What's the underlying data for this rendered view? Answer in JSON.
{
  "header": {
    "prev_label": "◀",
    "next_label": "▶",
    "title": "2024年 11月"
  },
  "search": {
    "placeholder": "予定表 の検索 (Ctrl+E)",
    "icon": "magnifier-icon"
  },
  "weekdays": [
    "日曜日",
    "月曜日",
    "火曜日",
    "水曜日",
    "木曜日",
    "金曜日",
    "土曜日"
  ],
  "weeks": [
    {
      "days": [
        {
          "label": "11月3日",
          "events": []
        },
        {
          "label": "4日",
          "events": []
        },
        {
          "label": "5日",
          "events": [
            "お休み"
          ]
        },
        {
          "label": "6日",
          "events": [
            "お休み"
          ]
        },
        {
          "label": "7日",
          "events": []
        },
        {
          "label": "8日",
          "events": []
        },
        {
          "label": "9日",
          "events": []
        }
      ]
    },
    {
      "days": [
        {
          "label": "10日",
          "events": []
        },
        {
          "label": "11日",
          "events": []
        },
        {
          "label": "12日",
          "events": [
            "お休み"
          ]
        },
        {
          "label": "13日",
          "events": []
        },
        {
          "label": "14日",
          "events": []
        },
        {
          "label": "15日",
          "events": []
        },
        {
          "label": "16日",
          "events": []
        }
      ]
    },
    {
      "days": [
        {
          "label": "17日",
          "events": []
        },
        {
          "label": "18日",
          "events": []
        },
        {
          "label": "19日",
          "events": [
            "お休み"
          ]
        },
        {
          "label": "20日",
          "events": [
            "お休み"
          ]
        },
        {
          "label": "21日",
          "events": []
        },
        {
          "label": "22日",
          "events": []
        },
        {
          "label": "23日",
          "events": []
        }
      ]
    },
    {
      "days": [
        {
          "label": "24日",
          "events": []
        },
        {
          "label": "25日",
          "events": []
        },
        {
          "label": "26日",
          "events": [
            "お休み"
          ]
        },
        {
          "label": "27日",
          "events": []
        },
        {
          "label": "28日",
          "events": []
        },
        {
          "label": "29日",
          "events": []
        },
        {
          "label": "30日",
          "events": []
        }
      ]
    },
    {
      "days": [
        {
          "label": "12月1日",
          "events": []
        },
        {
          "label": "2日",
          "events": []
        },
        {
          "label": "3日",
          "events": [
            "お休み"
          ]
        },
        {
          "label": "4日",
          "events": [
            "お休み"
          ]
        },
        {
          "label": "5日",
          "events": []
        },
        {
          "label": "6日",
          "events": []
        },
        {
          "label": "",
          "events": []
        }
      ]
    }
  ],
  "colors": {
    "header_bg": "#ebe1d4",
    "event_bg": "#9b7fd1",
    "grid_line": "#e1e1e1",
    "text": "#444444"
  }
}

§ WHAT THE EXERCISE ASKS: Quote all of the entries exactly as they appear.

§ ANSWER TO THE EXERCISE:
What's the underlying data for this rendered view? Answer in JSON.
{
  "header": {
    "prev_label": "◀",
    "next_label": "▶",
    "title": "2024年 11月"
  },
  "search": {
    "placeholder": "予定表 の検索 (Ctrl+E)",
    "icon": "magnifier-icon"
  },
  "weekdays": [
    "日曜日",
    "月曜日",
    "火曜日",
    "水曜日",
    "木曜日",
    "金曜日",
    "土曜日"
  ],
  "weeks": [
    {
      "days": [
        {
          "label": "11月3日",
          "events": []
        },
        {
          "label": "4日",
          "events": []
        },
        {
          "label": "5日",
          "events": [
            "お休み"
          ]
        },
        {
          "label": "6日",
          "events": [
            "お休み"
          ]
        },
        {
          "label": "7日",
          "events": []
        },
        {
          "label": "8日",
          "events": []
        },
        {
          "label": "9日",
          "events": []
        }
      ]
    },
    {
      "days": [
        {
          "label": "10日",
          "events": []
        },
        {
          "label": "11日",
          "events": []
        },
        {
          "label": "12日",
          "events": [
            "お休み"
          ]
        },
        {
          "label": "13日",
          "events": []
        },
        {
          "label": "14日",
          "events": []
        },
        {
          "label": "15日",
          "events": []
        },
        {
          "label": "16日",
          "events": []
        }
      ]
    },
    {
      "days": [
        {
          "label": "17日",
          "events": []
        },
        {
          "label": "18日",
          "events": []
        },
        {
          "label": "19日",
          "events": [
            "お休み"
          ]
        },
        {
          "label": "20日",
          "events": [
            "お休み"
          ]
        },
        {
          "label": "21日",
          "events": []
        },
        {
          "label": "22日",
          "events": []
        },
        {
          "label": "23日",
          "events": []
        }
      ]
    },
    {
      "days": [
        {
          "label": "24日",
          "events": []
        },
        {
          "label": "25日",
          "events": []
        },
        {
          "label": "26日",
          "events": [
            "お休み"
          ]
        },
        {
          "label": "27日",
          "events": []
        },
        {
          "label": "28日",
          "events": []
        },
        {
          "label": "29日",
          "events": []
        },
        {
          "label": "30日",
          "events": []
        }
      ]
    },
    {
      "days": [
        {
          "label": "12月1日",
          "events": []
        },
        {
          "label": "2日",
          "events": []
        },
        {
          "label": "3日",
          "events": [
            "お休み"
          ]
        },
        {
          "label": "4日",
          "events": [
            "お休み"
          ]
        },
        {
          "label": "5日",
          "events": []
        },
        {
          "label": "6日",
          "events": []
        },
        {
          "label": "",
          "events": []
        }
      ]
    }
  ],
  "colors": {
    "header_bg": "#ebe1d4",
    "event_bg": "#9b7fd1",
    "grid_line": "#e1e1e1",
    "text": "#444444"
  }
}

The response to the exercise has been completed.